» **Stated exercise**: Print all of the lines exactly. Any picture among them stays out.

(Entries from a visual dataset)
# # # # # # #

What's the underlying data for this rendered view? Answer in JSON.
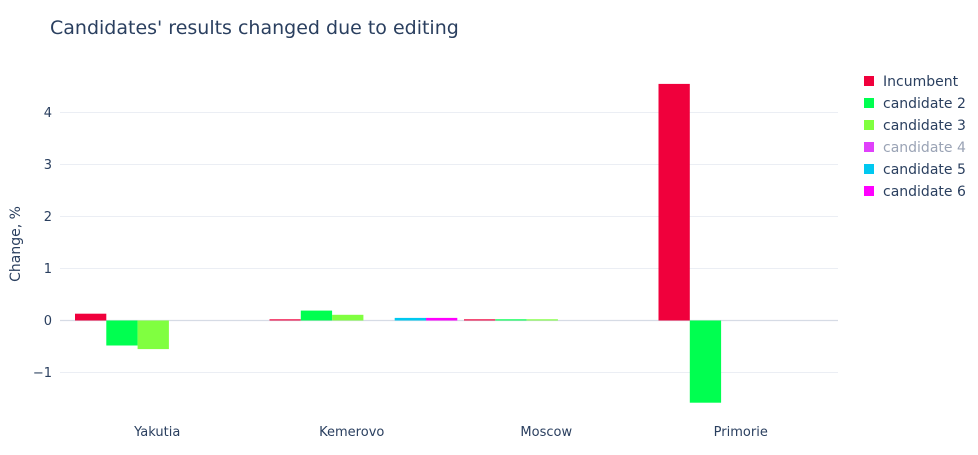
{
  "chart_data": {
    "type": "bar",
    "title": "Candidates' results changed due to editing",
    "xlabel": "",
    "ylabel": "Change, %",
    "ylim": [
      -1.6,
      4.6
    ],
    "yticks": [
      4,
      3,
      2,
      1,
      0,
      -1
    ],
    "ytick_labels": [
      "4",
      "3",
      "2",
      "1",
      "0",
      "−1"
    ],
    "grid": true,
    "legend_position": "right",
    "categories": [
      "Yakutia",
      "Kemerovo",
      "Moscow",
      "Primorie"
    ],
    "series": [
      {
        "name": "Incumbent",
        "color": "#f0003c",
        "values": [
          0.13,
          0.02,
          0.01,
          4.55
        ]
      },
      {
        "name": "candidate 2",
        "color": "#00ff50",
        "values": [
          -0.48,
          0.19,
          0.01,
          -1.58
        ]
      },
      {
        "name": "candidate 3",
        "color": "#80ff40",
        "values": [
          -0.55,
          0.11,
          0.01,
          0
        ]
      },
      {
        "name": "candidate 4",
        "color": "#e040fb",
        "values": [
          0,
          0,
          0,
          0
        ],
        "dimmed": true
      },
      {
        "name": "candidate 5",
        "color": "#00c8f0",
        "values": [
          0,
          0.05,
          0,
          0
        ]
      },
      {
        "name": "candidate 6",
        "color": "#ff00ff",
        "values": [
          0,
          0.05,
          0,
          0
        ]
      }
    ]
  }
}
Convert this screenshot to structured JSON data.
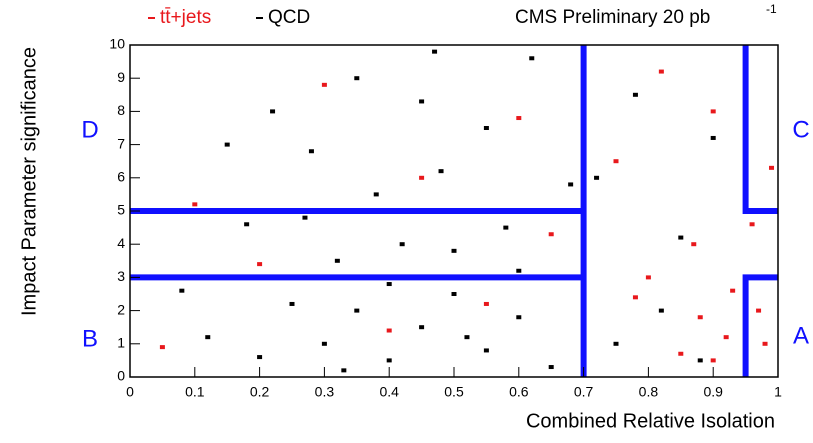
{
  "chart_data": {
    "type": "scatter",
    "title": "CMS Preliminary 20 pb",
    "title_superscript": "-1",
    "x_label": "Combined Relative Isolation",
    "y_label": "Impact Parameter significance",
    "xlim": [
      0,
      1
    ],
    "ylim": [
      0,
      10
    ],
    "xticks": [
      0,
      0.1,
      0.2,
      0.3,
      0.4,
      0.5,
      0.6,
      0.7,
      0.8,
      0.9,
      1
    ],
    "yticks": [
      0,
      1,
      2,
      3,
      4,
      5,
      6,
      7,
      8,
      9,
      10
    ],
    "series": [
      {
        "name": "tt̄+jets",
        "color": "#e8181c",
        "x": [
          0.9,
          0.92,
          0.95,
          0.97,
          0.88,
          0.85,
          0.93,
          0.98,
          0.8,
          0.87,
          0.96,
          0.75,
          0.9,
          0.82,
          0.6,
          0.45,
          0.3,
          0.55,
          0.4,
          0.2,
          0.1,
          0.05,
          0.99,
          0.78,
          0.65
        ],
        "values": [
          0.5,
          1.2,
          0.3,
          2,
          1.8,
          0.7,
          2.6,
          1,
          3,
          4,
          4.6,
          6.5,
          8,
          9.2,
          7.8,
          6,
          8.8,
          2.2,
          1.4,
          3.4,
          5.2,
          0.9,
          6.3,
          2.4,
          4.3
        ]
      },
      {
        "name": "QCD",
        "color": "#000000",
        "x": [
          0.3,
          0.35,
          0.4,
          0.45,
          0.5,
          0.55,
          0.6,
          0.65,
          0.25,
          0.2,
          0.32,
          0.42,
          0.5,
          0.58,
          0.38,
          0.48,
          0.28,
          0.55,
          0.45,
          0.35,
          0.62,
          0.22,
          0.18,
          0.12,
          0.08,
          0.15,
          0.72,
          0.78,
          0.82,
          0.75,
          0.85,
          0.68,
          0.4,
          0.52,
          0.33,
          0.6,
          0.27,
          0.47,
          0.9,
          0.88
        ],
        "values": [
          1,
          2,
          0.5,
          1.5,
          2.5,
          0.8,
          1.8,
          0.3,
          2.2,
          0.6,
          3.5,
          4,
          3.8,
          4.5,
          5.5,
          6.2,
          6.8,
          7.5,
          8.3,
          9,
          9.6,
          8,
          4.6,
          1.2,
          2.6,
          7,
          6,
          8.5,
          2,
          1,
          4.2,
          5.8,
          2.8,
          1.2,
          0.2,
          3.2,
          4.8,
          9.8,
          7.2,
          0.5
        ]
      }
    ],
    "boundary_color": "#1010ff",
    "boundaries": [
      {
        "x": [
          0,
          0.7
        ],
        "y": [
          5,
          5
        ]
      },
      {
        "x": [
          0,
          0.7
        ],
        "y": [
          3,
          3
        ]
      },
      {
        "x": [
          0.7,
          0.7
        ],
        "y": [
          10,
          0
        ]
      },
      {
        "x": [
          0.95,
          0.95,
          1
        ],
        "y": [
          10,
          5,
          5
        ]
      },
      {
        "x": [
          1,
          0.95,
          0.95
        ],
        "y": [
          3,
          3,
          0
        ]
      }
    ],
    "region_labels": [
      "A",
      "B",
      "C",
      "D"
    ]
  }
}
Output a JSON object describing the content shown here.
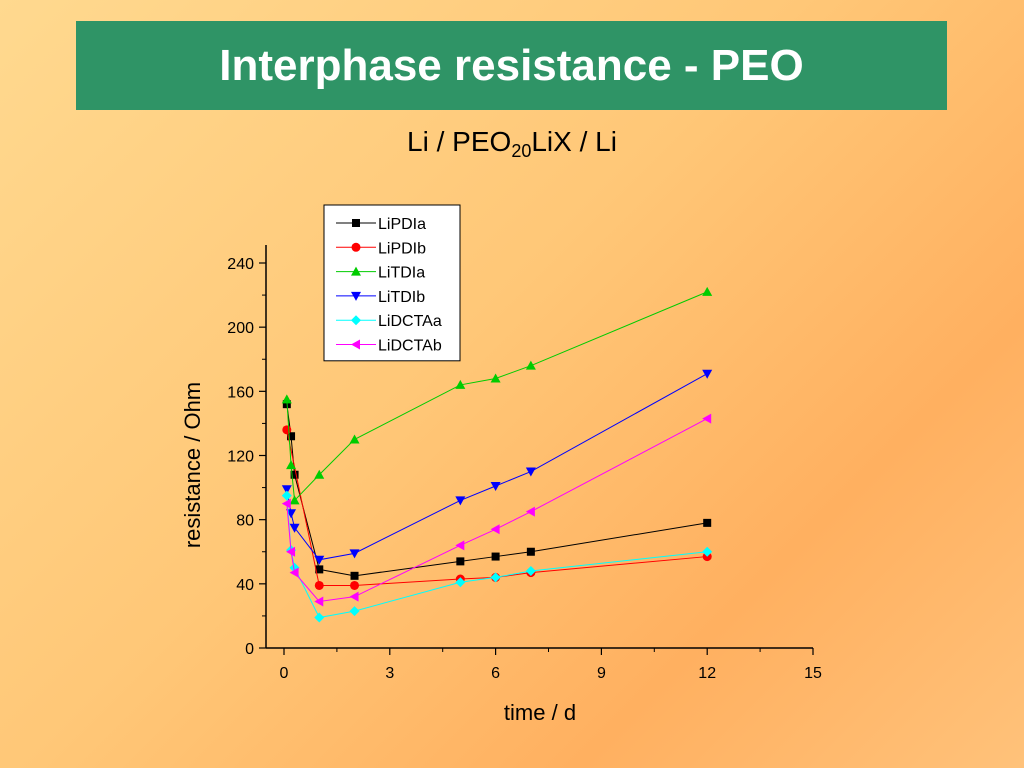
{
  "slide": {
    "title": "Interphase resistance - PEO",
    "subtitle_pre": "Li / PEO",
    "subtitle_sub": "20",
    "subtitle_post": "LiX / Li"
  },
  "colors": {
    "title_bg": "#2f9466",
    "background": "#ffcc80"
  },
  "chart_data": {
    "type": "line",
    "xlabel": "time / d",
    "ylabel": "resistance / Ohm",
    "xlim": [
      0,
      15
    ],
    "ylim": [
      0,
      240
    ],
    "xticks": [
      0,
      3,
      6,
      9,
      12,
      15
    ],
    "yticks": [
      0,
      40,
      80,
      120,
      160,
      200,
      240
    ],
    "legend_position": "top-left",
    "grid": false,
    "series": [
      {
        "name": "LiPDIa",
        "color": "#000000",
        "marker": "square",
        "x": [
          0.08,
          0.2,
          0.3,
          1,
          2,
          5,
          6,
          7,
          12
        ],
        "y": [
          152,
          132,
          108,
          49,
          45,
          54,
          57,
          60,
          78
        ]
      },
      {
        "name": "LiPDIb",
        "color": "#ff0000",
        "marker": "circle",
        "x": [
          0.08,
          1,
          2,
          5,
          6,
          7,
          12
        ],
        "y": [
          136,
          39,
          39,
          43,
          44,
          47,
          57
        ]
      },
      {
        "name": "LiTDIa",
        "color": "#00cc00",
        "marker": "triangle-up",
        "x": [
          0.08,
          0.2,
          0.3,
          1,
          2,
          5,
          6,
          7,
          12
        ],
        "y": [
          155,
          114,
          92,
          108,
          130,
          164,
          168,
          176,
          222
        ]
      },
      {
        "name": "LiTDIb",
        "color": "#0000ff",
        "marker": "triangle-down",
        "x": [
          0.08,
          0.2,
          0.3,
          1,
          2,
          5,
          6,
          7,
          12
        ],
        "y": [
          99,
          84,
          75,
          55,
          59,
          92,
          101,
          110,
          171
        ]
      },
      {
        "name": "LiDCTAa",
        "color": "#00ffff",
        "marker": "diamond",
        "x": [
          0.08,
          0.2,
          0.3,
          1,
          2,
          5,
          6,
          7,
          12
        ],
        "y": [
          95,
          61,
          50,
          19,
          23,
          41,
          44,
          48,
          60
        ]
      },
      {
        "name": "LiDCTAb",
        "color": "#ff00ff",
        "marker": "triangle-left",
        "x": [
          0.08,
          0.2,
          0.3,
          1,
          2,
          5,
          6,
          7,
          12
        ],
        "y": [
          90,
          60,
          47,
          29,
          32,
          64,
          74,
          85,
          143
        ]
      }
    ]
  }
}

# # # # # # #

» **Exercise solution**:
What's the underlying data for this rendered view? Answer in JSON.
{
  "chart_data": {
    "type": "bar",
    "title": "Candidates' results changed due to editing",
    "xlabel": "",
    "ylabel": "Change, %",
    "ylim": [
      -1.6,
      4.6
    ],
    "yticks": [
      4,
      3,
      2,
      1,
      0,
      -1
    ],
    "ytick_labels": [
      "4",
      "3",
      "2",
      "1",
      "0",
      "−1"
    ],
    "grid": true,
    "legend_position": "right",
    "categories": [
      "Yakutia",
      "Kemerovo",
      "Moscow",
      "Primorie"
    ],
    "series": [
      {
        "name": "Incumbent",
        "color": "#f0003c",
        "values": [
          0.13,
          0.02,
          0.01,
          4.55
        ]
      },
      {
        "name": "candidate 2",
        "color": "#00ff50",
        "values": [
          -0.48,
          0.19,
          0.01,
          -1.58
        ]
      },
      {
        "name": "candidate 3",
        "color": "#80ff40",
        "values": [
          -0.55,
          0.11,
          0.01,
          0
        ]
      },
      {
        "name": "candidate 4",
        "color": "#e040fb",
        "values": [
          0,
          0,
          0,
          0
        ],
        "dimmed": true
      },
      {
        "name": "candidate 5",
        "color": "#00c8f0",
        "values": [
          0,
          0.05,
          0,
          0
        ]
      },
      {
        "name": "candidate 6",
        "color": "#ff00ff",
        "values": [
          0,
          0.05,
          0,
          0
        ]
      }
    ]
  }
}
Convert this screenshot to structured JSON data.
{
  "chart_data": {
    "type": "scatter",
    "title": "CMS Preliminary 20 pb",
    "title_superscript": "-1",
    "x_label": "Combined Relative Isolation",
    "y_label": "Impact Parameter significance",
    "xlim": [
      0,
      1
    ],
    "ylim": [
      0,
      10
    ],
    "xticks": [
      0,
      0.1,
      0.2,
      0.3,
      0.4,
      0.5,
      0.6,
      0.7,
      0.8,
      0.9,
      1
    ],
    "yticks": [
      0,
      1,
      2,
      3,
      4,
      5,
      6,
      7,
      8,
      9,
      10
    ],
    "series": [
      {
        "name": "tt̄+jets",
        "color": "#e8181c",
        "x": [
          0.9,
          0.92,
          0.95,
          0.97,
          0.88,
          0.85,
          0.93,
          0.98,
          0.8,
          0.87,
          0.96,
          0.75,
          0.9,
          0.82,
          0.6,
          0.45,
          0.3,
          0.55,
          0.4,
          0.2,
          0.1,
          0.05,
          0.99,
          0.78,
          0.65
        ],
        "values": [
          0.5,
          1.2,
          0.3,
          2,
          1.8,
          0.7,
          2.6,
          1,
          3,
          4,
          4.6,
          6.5,
          8,
          9.2,
          7.8,
          6,
          8.8,
          2.2,
          1.4,
          3.4,
          5.2,
          0.9,
          6.3,
          2.4,
          4.3
        ]
      },
      {
        "name": "QCD",
        "color": "#000000",
        "x": [
          0.3,
          0.35,
          0.4,
          0.45,
          0.5,
          0.55,
          0.6,
          0.65,
          0.25,
          0.2,
          0.32,
          0.42,
          0.5,
          0.58,
          0.38,
          0.48,
          0.28,
          0.55,
          0.45,
          0.35,
          0.62,
          0.22,
          0.18,
          0.12,
          0.08,
          0.15,
          0.72,
          0.78,
          0.82,
          0.75,
          0.85,
          0.68,
          0.4,
          0.52,
          0.33,
          0.6,
          0.27,
          0.47,
          0.9,
          0.88
        ],
        "values": [
          1,
          2,
          0.5,
          1.5,
          2.5,
          0.8,
          1.8,
          0.3,
          2.2,
          0.6,
          3.5,
          4,
          3.8,
          4.5,
          5.5,
          6.2,
          6.8,
          7.5,
          8.3,
          9,
          9.6,
          8,
          4.6,
          1.2,
          2.6,
          7,
          6,
          8.5,
          2,
          1,
          4.2,
          5.8,
          2.8,
          1.2,
          0.2,
          3.2,
          4.8,
          9.8,
          7.2,
          0.5
        ]
      }
    ],
    "boundary_color": "#1010ff",
    "boundaries": [
      {
        "x": [
          0,
          0.7
        ],
        "y": [
          5,
          5
        ]
      },
      {
        "x": [
          0,
          0.7
        ],
        "y": [
          3,
          3
        ]
      },
      {
        "x": [
          0.7,
          0.7
        ],
        "y": [
          10,
          0
        ]
      },
      {
        "x": [
          0.95,
          0.95,
          1
        ],
        "y": [
          10,
          5,
          5
        ]
      },
      {
        "x": [
          1,
          0.95,
          0.95
        ],
        "y": [
          3,
          3,
          0
        ]
      }
    ],
    "region_labels": [
      "A",
      "B",
      "C",
      "D"
    ]
  }
}
Output a JSON object describing the content shown here.
{
  "slide": {
    "title": "Interphase resistance - PEO",
    "subtitle_pre": "Li / PEO",
    "subtitle_sub": "20",
    "subtitle_post": "LiX / Li"
  },
  "colors": {
    "title_bg": "#2f9466",
    "background": "#ffcc80"
  },
  "chart_data": {
    "type": "line",
    "xlabel": "time / d",
    "ylabel": "resistance / Ohm",
    "xlim": [
      0,
      15
    ],
    "ylim": [
      0,
      240
    ],
    "xticks": [
      0,
      3,
      6,
      9,
      12,
      15
    ],
    "yticks": [
      0,
      40,
      80,
      120,
      160,
      200,
      240
    ],
    "legend_position": "top-left",
    "grid": false,
    "series": [
      {
        "name": "LiPDIa",
        "color": "#000000",
        "marker": "square",
        "x": [
          0.08,
          0.2,
          0.3,
          1,
          2,
          5,
          6,
          7,
          12
        ],
        "y": [
          152,
          132,
          108,
          49,
          45,
          54,
          57,
          60,
          78
        ]
      },
      {
        "name": "LiPDIb",
        "color": "#ff0000",
        "marker": "circle",
        "x": [
          0.08,
          1,
          2,
          5,
          6,
          7,
          12
        ],
        "y": [
          136,
          39,
          39,
          43,
          44,
          47,
          57
        ]
      },
      {
        "name": "LiTDIa",
        "color": "#00cc00",
        "marker": "triangle-up",
        "x": [
          0.08,
          0.2,
          0.3,
          1,
          2,
          5,
          6,
          7,
          12
        ],
        "y": [
          155,
          114,
          92,
          108,
          130,
          164,
          168,
          176,
          222
        ]
      },
      {
        "name": "LiTDIb",
        "color": "#0000ff",
        "marker": "triangle-down",
        "x": [
          0.08,
          0.2,
          0.3,
          1,
          2,
          5,
          6,
          7,
          12
        ],
        "y": [
          99,
          84,
          75,
          55,
          59,
          92,
          101,
          110,
          171
        ]
      },
      {
        "name": "LiDCTAa",
        "color": "#00ffff",
        "marker": "diamond",
        "x": [
          0.08,
          0.2,
          0.3,
          1,
          2,
          5,
          6,
          7,
          12
        ],
        "y": [
          95,
          61,
          50,
          19,
          23,
          41,
          44,
          48,
          60
        ]
      },
      {
        "name": "LiDCTAb",
        "color": "#ff00ff",
        "marker": "triangle-left",
        "x": [
          0.08,
          0.2,
          0.3,
          1,
          2,
          5,
          6,
          7,
          12
        ],
        "y": [
          90,
          60,
          47,
          29,
          32,
          64,
          74,
          85,
          143
        ]
      }
    ]
  }
}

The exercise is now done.